DATA PROVIDED.
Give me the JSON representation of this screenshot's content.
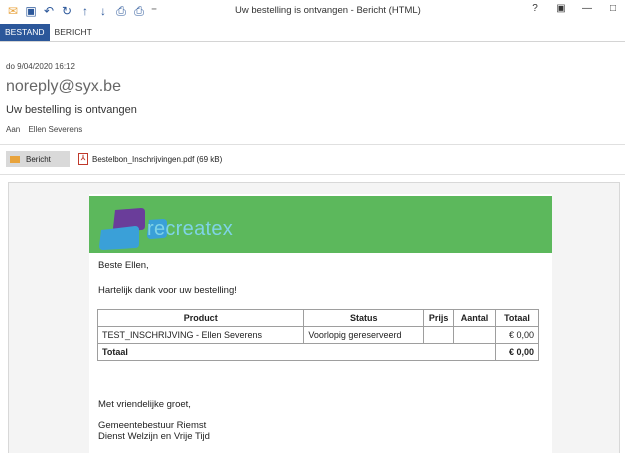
{
  "window": {
    "title": "Uw bestelling is ontvangen  -  Bericht (HTML)",
    "help": "?",
    "quick_access": [
      "envelope-icon",
      "save-icon",
      "undo-icon",
      "redo-icon",
      "up-arrow-icon",
      "down-arrow-icon",
      "print-icon",
      "print-preview-icon",
      "customize-icon"
    ]
  },
  "ribbon": {
    "tabs": [
      {
        "label": "BESTAND",
        "active": true
      },
      {
        "label": "BERICHT",
        "active": false
      }
    ]
  },
  "message": {
    "date": "do 9/04/2020 16:12",
    "from": "noreply@syx.be",
    "subject": "Uw bestelling is ontvangen",
    "to_label": "Aan",
    "to_value": "Ellen Severens"
  },
  "attachments": {
    "message_label": "Bericht",
    "file": "Bestelbon_Inschrijvingen.pdf (69 kB)"
  },
  "email": {
    "brand": "recreatex",
    "greeting": "Beste Ellen,",
    "thanks": "Hartelijk dank voor uw bestelling!",
    "table": {
      "headers": [
        "Product",
        "Status",
        "Prijs",
        "Aantal",
        "Totaal"
      ],
      "rows": [
        [
          "TEST_INSCHRIJVING - Ellen Severens",
          "Voorlopig gereserveerd",
          "",
          "",
          "€ 0,00"
        ]
      ],
      "total_label": "Totaal",
      "total_value": "€ 0,00"
    },
    "closing": "Met vriendelijke groet,",
    "signature_line1": "Gemeentebestuur Riemst",
    "signature_line2": "Dienst Welzijn en Vrije Tijd"
  },
  "colors": {
    "ribbon_active": "#2b579a",
    "banner": "#5cb85c",
    "brand_text": "#7fd3e6",
    "logo_dark": "#6a3d9a",
    "logo_light": "#3aa0d8"
  }
}
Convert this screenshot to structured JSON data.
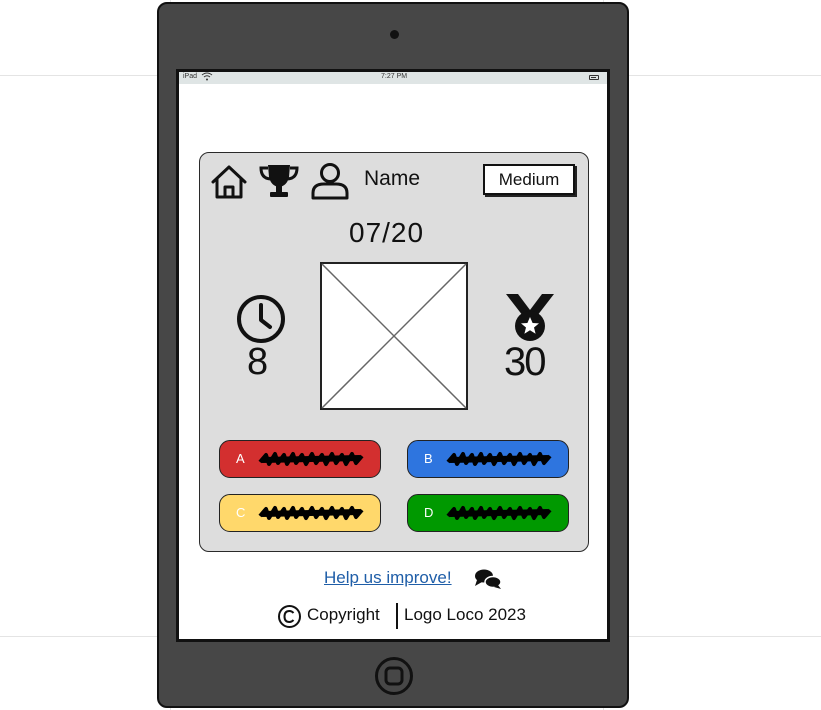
{
  "device": {
    "status_bar": {
      "carrier": "iPad",
      "time": "7:27 PM"
    }
  },
  "header": {
    "icons": [
      "home-icon",
      "trophy-icon",
      "user-icon"
    ],
    "name_label": "Name",
    "difficulty_label": "Medium"
  },
  "game": {
    "progress": "07/20",
    "timer_icon": "clock-icon",
    "timer_value": "8",
    "score_icon": "medal-icon",
    "score_value": "30",
    "image_placeholder": "image-placeholder"
  },
  "answers": [
    {
      "letter": "A",
      "color": "#d32f2f"
    },
    {
      "letter": "B",
      "color": "#2e75df"
    },
    {
      "letter": "C",
      "color": "#ffd86b"
    },
    {
      "letter": "D",
      "color": "#009900"
    }
  ],
  "footer": {
    "help_link": "Help us improve!",
    "feedback_icon": "chat-bubbles-icon",
    "copyright_text": "Copyright",
    "brand_text": "Logo Loco 2023"
  }
}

EXERCISE. Leave out the pictures, and give all the records again exactly.

ANSWER.
Give me the JSON representation of this screenshot's content.
{
  "window": {
    "title": "Uw bestelling is ontvangen  -  Bericht (HTML)",
    "help": "?",
    "quick_access": [
      "envelope-icon",
      "save-icon",
      "undo-icon",
      "redo-icon",
      "up-arrow-icon",
      "down-arrow-icon",
      "print-icon",
      "print-preview-icon",
      "customize-icon"
    ]
  },
  "ribbon": {
    "tabs": [
      {
        "label": "BESTAND",
        "active": true
      },
      {
        "label": "BERICHT",
        "active": false
      }
    ]
  },
  "message": {
    "date": "do 9/04/2020 16:12",
    "from": "noreply@syx.be",
    "subject": "Uw bestelling is ontvangen",
    "to_label": "Aan",
    "to_value": "Ellen Severens"
  },
  "attachments": {
    "message_label": "Bericht",
    "file": "Bestelbon_Inschrijvingen.pdf (69 kB)"
  },
  "email": {
    "brand": "recreatex",
    "greeting": "Beste Ellen,",
    "thanks": "Hartelijk dank voor uw bestelling!",
    "table": {
      "headers": [
        "Product",
        "Status",
        "Prijs",
        "Aantal",
        "Totaal"
      ],
      "rows": [
        [
          "TEST_INSCHRIJVING - Ellen Severens",
          "Voorlopig gereserveerd",
          "",
          "",
          "€ 0,00"
        ]
      ],
      "total_label": "Totaal",
      "total_value": "€ 0,00"
    },
    "closing": "Met vriendelijke groet,",
    "signature_line1": "Gemeentebestuur Riemst",
    "signature_line2": "Dienst Welzijn en Vrije Tijd"
  },
  "colors": {
    "ribbon_active": "#2b579a",
    "banner": "#5cb85c",
    "brand_text": "#7fd3e6",
    "logo_dark": "#6a3d9a",
    "logo_light": "#3aa0d8"
  }
}
Convert this screenshot to structured JSON data.
{
  "device": {
    "status_bar": {
      "carrier": "iPad",
      "time": "7:27 PM"
    }
  },
  "header": {
    "icons": [
      "home-icon",
      "trophy-icon",
      "user-icon"
    ],
    "name_label": "Name",
    "difficulty_label": "Medium"
  },
  "game": {
    "progress": "07/20",
    "timer_icon": "clock-icon",
    "timer_value": "8",
    "score_icon": "medal-icon",
    "score_value": "30",
    "image_placeholder": "image-placeholder"
  },
  "answers": [
    {
      "letter": "A",
      "color": "#d32f2f"
    },
    {
      "letter": "B",
      "color": "#2e75df"
    },
    {
      "letter": "C",
      "color": "#ffd86b"
    },
    {
      "letter": "D",
      "color": "#009900"
    }
  ],
  "footer": {
    "help_link": "Help us improve!",
    "feedback_icon": "chat-bubbles-icon",
    "copyright_text": "Copyright",
    "brand_text": "Logo Loco 2023"
  }
}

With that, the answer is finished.